* [Selected extract]:
I hope the shoe also fits for the opposing view.
Part of the reason I’ve not bothered to post any specific reasoning as to why I believe the legalization of pot in no way has a parallel to alcohol, is that the effort would most likely be handwaved away. In reality it would be much more complicated than most seem to think.
If you go into a store that sells alcohol, you have a great number of choices as to what you can purchase. You have beers, wines, distilled spirits, etc.
Seems simple, but every one of those products has a chain of events that must be followed by law in order for you to walk into that store and see the end product of that chain and make you choice as to what to purchase.
(I’m going to abbreviate this a lot.) There are strict standards for all the products for consumption. With alcohol there are more levels of bureaucracy and standards and licensing than there are for many other products. A class of beer has to have a set limit of active ingredient..up to X% alcohol and this has to be labeled. The same is true of wines and spirits etc. The products for sale have to be from licensed distributors, and the products themselves have to be of a licensed producer. The brewer or distillery have very exacting specifications and rules as to how the product is made. The producing facility has regular inspections to assure compliance with not only procedure, but sanitation and health concerns. Every batch as a code and is tested for content of active ingredient and consistency of end product etc. Records of compliance from the maintenance of facilities and equipment, to qualities produced, to compliance of content of active ingredient, to distribution, to the amount of product sold..for tax purposes, etc…to the training of the personnel and development of the instruments and equipment need to perform these tasks. All these things must be in compliance for alcohol to remain legal. These are just a few of the things I’m pointing out as complications in transferring the process to pot.

* [What you need to do]:
1 - Translate this sentence from the passage about alcohol regulation into Spanish: "There are strict standards for all the products for consumption."
2 - Retype the part of the passage about alcohol regulation between "If you go into" and "what to purchase.", inclusive.

* [Excerpted records]:
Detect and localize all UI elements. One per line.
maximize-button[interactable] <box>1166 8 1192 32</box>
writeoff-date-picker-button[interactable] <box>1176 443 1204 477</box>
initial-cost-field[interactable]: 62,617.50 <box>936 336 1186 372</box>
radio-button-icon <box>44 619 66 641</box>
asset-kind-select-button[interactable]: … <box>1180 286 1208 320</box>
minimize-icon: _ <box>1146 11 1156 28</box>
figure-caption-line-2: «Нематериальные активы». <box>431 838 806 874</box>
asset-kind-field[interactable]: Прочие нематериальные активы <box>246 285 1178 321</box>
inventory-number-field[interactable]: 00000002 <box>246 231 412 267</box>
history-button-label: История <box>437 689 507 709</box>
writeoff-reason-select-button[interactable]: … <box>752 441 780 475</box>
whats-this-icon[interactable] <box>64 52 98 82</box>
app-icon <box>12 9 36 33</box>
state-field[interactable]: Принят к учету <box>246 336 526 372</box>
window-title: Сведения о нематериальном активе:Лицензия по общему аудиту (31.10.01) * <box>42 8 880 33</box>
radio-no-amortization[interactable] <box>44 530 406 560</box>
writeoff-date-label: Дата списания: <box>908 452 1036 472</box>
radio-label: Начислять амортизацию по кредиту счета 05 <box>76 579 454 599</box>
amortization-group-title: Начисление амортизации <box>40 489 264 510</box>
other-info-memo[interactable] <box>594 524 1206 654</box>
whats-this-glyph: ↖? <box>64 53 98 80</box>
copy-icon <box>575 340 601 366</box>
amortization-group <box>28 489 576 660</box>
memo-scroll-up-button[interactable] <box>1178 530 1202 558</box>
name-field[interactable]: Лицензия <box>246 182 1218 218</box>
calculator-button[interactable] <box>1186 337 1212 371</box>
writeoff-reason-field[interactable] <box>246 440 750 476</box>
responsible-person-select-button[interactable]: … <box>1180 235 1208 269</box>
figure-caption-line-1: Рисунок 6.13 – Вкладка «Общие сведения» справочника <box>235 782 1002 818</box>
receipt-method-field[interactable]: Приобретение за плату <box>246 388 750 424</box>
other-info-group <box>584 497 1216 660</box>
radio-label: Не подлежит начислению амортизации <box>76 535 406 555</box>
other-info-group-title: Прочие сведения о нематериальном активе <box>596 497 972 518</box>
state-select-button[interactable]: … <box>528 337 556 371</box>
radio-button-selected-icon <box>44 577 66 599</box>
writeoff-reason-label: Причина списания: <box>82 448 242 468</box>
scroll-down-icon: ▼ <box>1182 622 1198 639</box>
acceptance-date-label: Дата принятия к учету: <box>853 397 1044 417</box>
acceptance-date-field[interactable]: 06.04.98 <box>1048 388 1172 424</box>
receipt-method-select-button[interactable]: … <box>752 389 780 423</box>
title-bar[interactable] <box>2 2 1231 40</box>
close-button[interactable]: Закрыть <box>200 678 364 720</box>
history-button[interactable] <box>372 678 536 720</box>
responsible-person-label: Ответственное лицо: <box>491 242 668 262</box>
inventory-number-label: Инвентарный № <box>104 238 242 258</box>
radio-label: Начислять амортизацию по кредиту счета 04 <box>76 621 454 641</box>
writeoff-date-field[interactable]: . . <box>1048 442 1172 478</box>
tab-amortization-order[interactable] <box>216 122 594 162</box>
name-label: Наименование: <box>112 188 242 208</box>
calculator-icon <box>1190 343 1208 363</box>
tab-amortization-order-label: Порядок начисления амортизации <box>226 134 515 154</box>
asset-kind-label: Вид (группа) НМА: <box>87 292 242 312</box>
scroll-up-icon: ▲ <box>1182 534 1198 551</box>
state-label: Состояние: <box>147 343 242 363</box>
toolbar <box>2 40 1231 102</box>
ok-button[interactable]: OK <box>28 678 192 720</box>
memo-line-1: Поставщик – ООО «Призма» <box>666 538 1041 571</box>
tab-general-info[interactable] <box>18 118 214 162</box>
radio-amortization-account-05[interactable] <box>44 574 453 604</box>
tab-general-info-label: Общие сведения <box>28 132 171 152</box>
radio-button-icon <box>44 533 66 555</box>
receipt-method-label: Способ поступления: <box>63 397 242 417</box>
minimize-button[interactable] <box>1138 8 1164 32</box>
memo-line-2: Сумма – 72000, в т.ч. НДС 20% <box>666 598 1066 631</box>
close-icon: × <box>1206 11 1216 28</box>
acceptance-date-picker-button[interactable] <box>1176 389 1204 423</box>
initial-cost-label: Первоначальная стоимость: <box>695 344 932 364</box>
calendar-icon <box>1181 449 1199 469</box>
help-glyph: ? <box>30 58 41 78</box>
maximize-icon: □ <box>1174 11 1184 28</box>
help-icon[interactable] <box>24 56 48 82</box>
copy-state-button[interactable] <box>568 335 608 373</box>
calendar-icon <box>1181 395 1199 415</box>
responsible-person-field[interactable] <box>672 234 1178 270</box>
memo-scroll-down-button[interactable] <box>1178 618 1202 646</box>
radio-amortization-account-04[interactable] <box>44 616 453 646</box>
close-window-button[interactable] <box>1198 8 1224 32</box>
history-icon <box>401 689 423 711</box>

* [Task-by-task outputs]:
1 - Existen normas estrictas para todos los productos de consumo.

2 -
If you go into a store that sells alcohol, you have a great number of choices as to what you can purchase. You have beers, wines, distilled spirits, etc.
Seems simple, but every one of those products has a chain of events that must be followed by law in order for you to walk into that store and see the end product of that chain and make you choice as to what to purchase.